>>>

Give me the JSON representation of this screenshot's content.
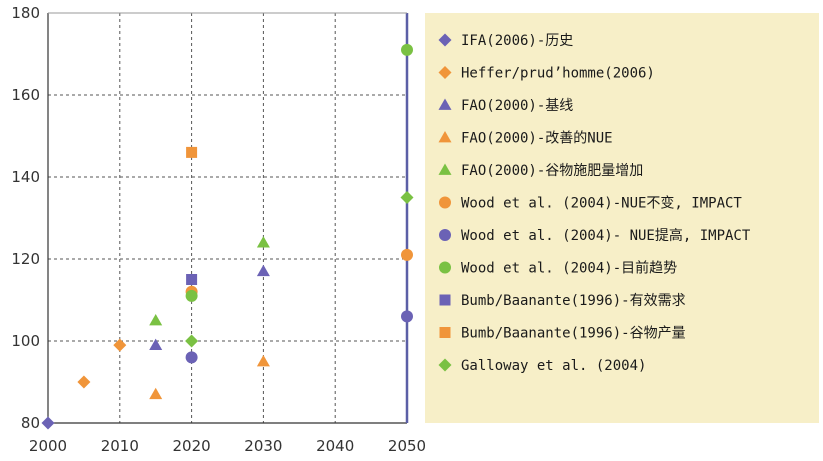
{
  "chart_data": {
    "type": "scatter",
    "title": "",
    "xlabel": "",
    "ylabel": "",
    "xlim": [
      2000,
      2050
    ],
    "ylim": [
      80,
      180
    ],
    "x_ticks": [
      2000,
      2010,
      2020,
      2030,
      2040,
      2050
    ],
    "y_ticks": [
      80,
      100,
      120,
      140,
      160,
      180
    ],
    "grid": true,
    "legend_position": "right",
    "series": [
      {
        "name": "IFA(2006)-历史",
        "marker": "diamond",
        "color": "#6b62b5",
        "points": [
          [
            2000,
            80
          ]
        ]
      },
      {
        "name": "Heffer/prud’homme(2006)",
        "marker": "diamond",
        "color": "#f0953a",
        "points": [
          [
            2005,
            90
          ],
          [
            2010,
            99
          ]
        ]
      },
      {
        "name": "FAO(2000)-基线",
        "marker": "triangle",
        "color": "#6b62b5",
        "points": [
          [
            2015,
            99
          ],
          [
            2030,
            117
          ]
        ]
      },
      {
        "name": "FAO(2000)-改善的NUE",
        "marker": "triangle",
        "color": "#f0953a",
        "points": [
          [
            2015,
            87
          ],
          [
            2030,
            95
          ]
        ]
      },
      {
        "name": "FAO(2000)-谷物施肥量增加",
        "marker": "triangle",
        "color": "#7ac143",
        "points": [
          [
            2015,
            105
          ],
          [
            2030,
            124
          ]
        ]
      },
      {
        "name": "Wood et al. (2004)-NUE不变, IMPACT",
        "marker": "circle",
        "color": "#f0953a",
        "points": [
          [
            2020,
            112
          ],
          [
            2050,
            121
          ]
        ]
      },
      {
        "name": "Wood et al. (2004)- NUE提高, IMPACT",
        "marker": "circle",
        "color": "#6b62b5",
        "points": [
          [
            2020,
            96
          ],
          [
            2050,
            106
          ]
        ]
      },
      {
        "name": "Wood et al. (2004)-目前趋势",
        "marker": "circle",
        "color": "#7ac143",
        "points": [
          [
            2020,
            111
          ],
          [
            2050,
            171
          ]
        ]
      },
      {
        "name": "Bumb/Baanante(1996)-有效需求",
        "marker": "square",
        "color": "#6b62b5",
        "points": [
          [
            2020,
            115
          ]
        ]
      },
      {
        "name": "Bumb/Baanante(1996)-谷物产量",
        "marker": "square",
        "color": "#f0953a",
        "points": [
          [
            2020,
            146
          ]
        ]
      },
      {
        "name": "Galloway et al. (2004)",
        "marker": "diamond",
        "color": "#7ac143",
        "points": [
          [
            2020,
            100
          ],
          [
            2050,
            135
          ]
        ]
      }
    ]
  },
  "style": {
    "legend_background": "#f7efc8",
    "axis_color": "#5b5fa6",
    "grid_color": "#555555"
  }
}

<<<

Using the records above, find and show each line with the string "Baanante".

        "name": "Bumb/Baanante(1996)-有效需求",
        "name": "Bumb/Baanante(1996)-谷物产量",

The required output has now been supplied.